[Aim of the task]
Each entry below is to be extracted exactly.

(Records about charts and figures)
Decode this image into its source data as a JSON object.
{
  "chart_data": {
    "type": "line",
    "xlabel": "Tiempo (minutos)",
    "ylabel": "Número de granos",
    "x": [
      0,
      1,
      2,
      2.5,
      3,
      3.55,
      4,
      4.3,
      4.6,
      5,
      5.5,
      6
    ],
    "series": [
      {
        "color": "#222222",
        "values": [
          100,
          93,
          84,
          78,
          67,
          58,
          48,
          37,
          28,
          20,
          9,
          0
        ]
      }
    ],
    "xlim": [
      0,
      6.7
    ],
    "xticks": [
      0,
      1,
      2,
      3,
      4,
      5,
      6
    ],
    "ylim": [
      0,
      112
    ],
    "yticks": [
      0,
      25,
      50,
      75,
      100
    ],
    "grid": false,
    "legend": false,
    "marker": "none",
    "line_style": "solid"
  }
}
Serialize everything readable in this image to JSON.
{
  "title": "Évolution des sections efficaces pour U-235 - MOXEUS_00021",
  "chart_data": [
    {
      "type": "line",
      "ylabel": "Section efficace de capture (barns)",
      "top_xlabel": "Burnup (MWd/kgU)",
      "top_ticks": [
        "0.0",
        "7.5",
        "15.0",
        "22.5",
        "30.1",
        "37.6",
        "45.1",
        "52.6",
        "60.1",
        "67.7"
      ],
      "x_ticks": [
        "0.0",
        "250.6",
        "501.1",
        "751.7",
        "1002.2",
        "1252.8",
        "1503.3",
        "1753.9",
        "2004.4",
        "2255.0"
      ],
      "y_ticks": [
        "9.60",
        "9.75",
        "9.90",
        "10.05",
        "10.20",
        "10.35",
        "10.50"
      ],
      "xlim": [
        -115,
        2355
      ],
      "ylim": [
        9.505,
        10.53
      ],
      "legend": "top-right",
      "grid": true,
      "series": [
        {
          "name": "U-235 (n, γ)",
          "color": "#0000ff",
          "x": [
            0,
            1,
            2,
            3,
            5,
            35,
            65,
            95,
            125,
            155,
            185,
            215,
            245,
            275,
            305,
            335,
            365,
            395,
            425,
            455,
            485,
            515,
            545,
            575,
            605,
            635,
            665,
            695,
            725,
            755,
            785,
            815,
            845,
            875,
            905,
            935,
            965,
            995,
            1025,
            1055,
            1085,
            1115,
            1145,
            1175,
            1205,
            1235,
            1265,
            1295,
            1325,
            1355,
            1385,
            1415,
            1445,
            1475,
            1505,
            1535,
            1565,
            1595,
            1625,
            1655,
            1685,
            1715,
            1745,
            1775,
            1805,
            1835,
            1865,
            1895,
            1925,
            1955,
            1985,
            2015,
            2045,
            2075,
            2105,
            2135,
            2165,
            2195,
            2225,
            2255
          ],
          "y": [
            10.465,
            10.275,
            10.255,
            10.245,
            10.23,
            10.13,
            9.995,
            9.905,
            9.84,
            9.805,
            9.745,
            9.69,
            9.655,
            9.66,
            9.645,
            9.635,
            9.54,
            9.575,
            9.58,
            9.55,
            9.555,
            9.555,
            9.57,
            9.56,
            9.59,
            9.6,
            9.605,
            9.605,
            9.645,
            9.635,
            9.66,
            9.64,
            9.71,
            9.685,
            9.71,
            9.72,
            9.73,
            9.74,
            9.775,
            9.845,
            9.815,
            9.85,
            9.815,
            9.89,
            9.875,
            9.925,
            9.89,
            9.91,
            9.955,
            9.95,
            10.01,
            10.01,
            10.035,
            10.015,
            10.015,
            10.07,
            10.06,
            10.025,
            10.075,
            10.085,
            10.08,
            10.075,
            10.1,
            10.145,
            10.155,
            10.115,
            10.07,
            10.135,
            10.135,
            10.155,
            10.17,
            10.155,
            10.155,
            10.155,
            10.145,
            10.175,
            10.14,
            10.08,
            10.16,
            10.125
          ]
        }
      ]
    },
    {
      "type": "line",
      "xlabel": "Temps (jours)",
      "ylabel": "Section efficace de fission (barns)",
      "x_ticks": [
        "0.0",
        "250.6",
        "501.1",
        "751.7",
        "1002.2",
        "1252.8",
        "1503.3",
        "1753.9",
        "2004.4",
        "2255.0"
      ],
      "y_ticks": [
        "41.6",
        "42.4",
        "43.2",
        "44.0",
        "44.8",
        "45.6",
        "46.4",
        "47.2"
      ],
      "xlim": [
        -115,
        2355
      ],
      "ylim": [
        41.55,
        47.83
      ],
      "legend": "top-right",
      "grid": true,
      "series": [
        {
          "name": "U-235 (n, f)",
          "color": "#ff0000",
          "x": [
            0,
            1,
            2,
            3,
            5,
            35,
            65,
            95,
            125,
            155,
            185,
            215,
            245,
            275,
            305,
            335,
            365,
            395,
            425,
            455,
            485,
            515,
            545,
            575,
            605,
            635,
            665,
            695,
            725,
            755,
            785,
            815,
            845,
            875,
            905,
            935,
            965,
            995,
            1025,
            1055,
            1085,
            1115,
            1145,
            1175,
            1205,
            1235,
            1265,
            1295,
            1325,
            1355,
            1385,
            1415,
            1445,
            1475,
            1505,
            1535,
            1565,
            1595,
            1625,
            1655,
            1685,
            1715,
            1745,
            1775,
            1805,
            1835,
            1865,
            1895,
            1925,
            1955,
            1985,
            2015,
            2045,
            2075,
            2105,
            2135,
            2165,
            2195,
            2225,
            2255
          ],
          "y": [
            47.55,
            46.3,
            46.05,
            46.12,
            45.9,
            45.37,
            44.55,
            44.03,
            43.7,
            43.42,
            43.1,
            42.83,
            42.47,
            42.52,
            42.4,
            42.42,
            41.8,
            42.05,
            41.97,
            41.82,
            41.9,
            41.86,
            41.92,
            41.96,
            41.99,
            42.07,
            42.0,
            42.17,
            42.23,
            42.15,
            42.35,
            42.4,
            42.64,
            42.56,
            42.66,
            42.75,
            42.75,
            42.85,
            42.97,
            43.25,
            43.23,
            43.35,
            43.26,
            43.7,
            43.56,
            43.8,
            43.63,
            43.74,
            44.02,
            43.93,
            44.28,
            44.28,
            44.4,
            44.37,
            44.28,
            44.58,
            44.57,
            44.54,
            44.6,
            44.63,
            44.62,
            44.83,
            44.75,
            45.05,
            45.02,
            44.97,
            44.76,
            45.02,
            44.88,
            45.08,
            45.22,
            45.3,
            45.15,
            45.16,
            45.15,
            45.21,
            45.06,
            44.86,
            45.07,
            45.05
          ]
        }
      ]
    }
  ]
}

[Expected answer]
Decode this image into its source data as a JSON object.
{
  "chart_data": {
    "type": "line",
    "xlabel": "Tiempo (minutos)",
    "ylabel": "Número de granos",
    "x": [
      0,
      1,
      2,
      2.5,
      3,
      3.55,
      4,
      4.3,
      4.6,
      5,
      5.5,
      6
    ],
    "series": [
      {
        "color": "#222222",
        "values": [
          100,
          93,
          84,
          78,
          67,
          58,
          48,
          37,
          28,
          20,
          9,
          0
        ]
      }
    ],
    "xlim": [
      0,
      6.7
    ],
    "xticks": [
      0,
      1,
      2,
      3,
      4,
      5,
      6
    ],
    "ylim": [
      0,
      112
    ],
    "yticks": [
      0,
      25,
      50,
      75,
      100
    ],
    "grid": false,
    "legend": false,
    "marker": "none",
    "line_style": "solid"
  }
}
Serialize everything readable in this image to JSON.
{
  "title": "Évolution des sections efficaces pour U-235 - MOXEUS_00021",
  "chart_data": [
    {
      "type": "line",
      "ylabel": "Section efficace de capture (barns)",
      "top_xlabel": "Burnup (MWd/kgU)",
      "top_ticks": [
        "0.0",
        "7.5",
        "15.0",
        "22.5",
        "30.1",
        "37.6",
        "45.1",
        "52.6",
        "60.1",
        "67.7"
      ],
      "x_ticks": [
        "0.0",
        "250.6",
        "501.1",
        "751.7",
        "1002.2",
        "1252.8",
        "1503.3",
        "1753.9",
        "2004.4",
        "2255.0"
      ],
      "y_ticks": [
        "9.60",
        "9.75",
        "9.90",
        "10.05",
        "10.20",
        "10.35",
        "10.50"
      ],
      "xlim": [
        -115,
        2355
      ],
      "ylim": [
        9.505,
        10.53
      ],
      "legend": "top-right",
      "grid": true,
      "series": [
        {
          "name": "U-235 (n, γ)",
          "color": "#0000ff",
          "x": [
            0,
            1,
            2,
            3,
            5,
            35,
            65,
            95,
            125,
            155,
            185,
            215,
            245,
            275,
            305,
            335,
            365,
            395,
            425,
            455,
            485,
            515,
            545,
            575,
            605,
            635,
            665,
            695,
            725,
            755,
            785,
            815,
            845,
            875,
            905,
            935,
            965,
            995,
            1025,
            1055,
            1085,
            1115,
            1145,
            1175,
            1205,
            1235,
            1265,
            1295,
            1325,
            1355,
            1385,
            1415,
            1445,
            1475,
            1505,
            1535,
            1565,
            1595,
            1625,
            1655,
            1685,
            1715,
            1745,
            1775,
            1805,
            1835,
            1865,
            1895,
            1925,
            1955,
            1985,
            2015,
            2045,
            2075,
            2105,
            2135,
            2165,
            2195,
            2225,
            2255
          ],
          "y": [
            10.465,
            10.275,
            10.255,
            10.245,
            10.23,
            10.13,
            9.995,
            9.905,
            9.84,
            9.805,
            9.745,
            9.69,
            9.655,
            9.66,
            9.645,
            9.635,
            9.54,
            9.575,
            9.58,
            9.55,
            9.555,
            9.555,
            9.57,
            9.56,
            9.59,
            9.6,
            9.605,
            9.605,
            9.645,
            9.635,
            9.66,
            9.64,
            9.71,
            9.685,
            9.71,
            9.72,
            9.73,
            9.74,
            9.775,
            9.845,
            9.815,
            9.85,
            9.815,
            9.89,
            9.875,
            9.925,
            9.89,
            9.91,
            9.955,
            9.95,
            10.01,
            10.01,
            10.035,
            10.015,
            10.015,
            10.07,
            10.06,
            10.025,
            10.075,
            10.085,
            10.08,
            10.075,
            10.1,
            10.145,
            10.155,
            10.115,
            10.07,
            10.135,
            10.135,
            10.155,
            10.17,
            10.155,
            10.155,
            10.155,
            10.145,
            10.175,
            10.14,
            10.08,
            10.16,
            10.125
          ]
        }
      ]
    },
    {
      "type": "line",
      "xlabel": "Temps (jours)",
      "ylabel": "Section efficace de fission (barns)",
      "x_ticks": [
        "0.0",
        "250.6",
        "501.1",
        "751.7",
        "1002.2",
        "1252.8",
        "1503.3",
        "1753.9",
        "2004.4",
        "2255.0"
      ],
      "y_ticks": [
        "41.6",
        "42.4",
        "43.2",
        "44.0",
        "44.8",
        "45.6",
        "46.4",
        "47.2"
      ],
      "xlim": [
        -115,
        2355
      ],
      "ylim": [
        41.55,
        47.83
      ],
      "legend": "top-right",
      "grid": true,
      "series": [
        {
          "name": "U-235 (n, f)",
          "color": "#ff0000",
          "x": [
            0,
            1,
            2,
            3,
            5,
            35,
            65,
            95,
            125,
            155,
            185,
            215,
            245,
            275,
            305,
            335,
            365,
            395,
            425,
            455,
            485,
            515,
            545,
            575,
            605,
            635,
            665,
            695,
            725,
            755,
            785,
            815,
            845,
            875,
            905,
            935,
            965,
            995,
            1025,
            1055,
            1085,
            1115,
            1145,
            1175,
            1205,
            1235,
            1265,
            1295,
            1325,
            1355,
            1385,
            1415,
            1445,
            1475,
            1505,
            1535,
            1565,
            1595,
            1625,
            1655,
            1685,
            1715,
            1745,
            1775,
            1805,
            1835,
            1865,
            1895,
            1925,
            1955,
            1985,
            2015,
            2045,
            2075,
            2105,
            2135,
            2165,
            2195,
            2225,
            2255
          ],
          "y": [
            47.55,
            46.3,
            46.05,
            46.12,
            45.9,
            45.37,
            44.55,
            44.03,
            43.7,
            43.42,
            43.1,
            42.83,
            42.47,
            42.52,
            42.4,
            42.42,
            41.8,
            42.05,
            41.97,
            41.82,
            41.9,
            41.86,
            41.92,
            41.96,
            41.99,
            42.07,
            42.0,
            42.17,
            42.23,
            42.15,
            42.35,
            42.4,
            42.64,
            42.56,
            42.66,
            42.75,
            42.75,
            42.85,
            42.97,
            43.25,
            43.23,
            43.35,
            43.26,
            43.7,
            43.56,
            43.8,
            43.63,
            43.74,
            44.02,
            43.93,
            44.28,
            44.28,
            44.4,
            44.37,
            44.28,
            44.58,
            44.57,
            44.54,
            44.6,
            44.63,
            44.62,
            44.83,
            44.75,
            45.05,
            45.02,
            44.97,
            44.76,
            45.02,
            44.88,
            45.08,
            45.22,
            45.3,
            45.15,
            45.16,
            45.15,
            45.21,
            45.06,
            44.86,
            45.07,
            45.05
          ]
        }
      ]
    }
  ]
}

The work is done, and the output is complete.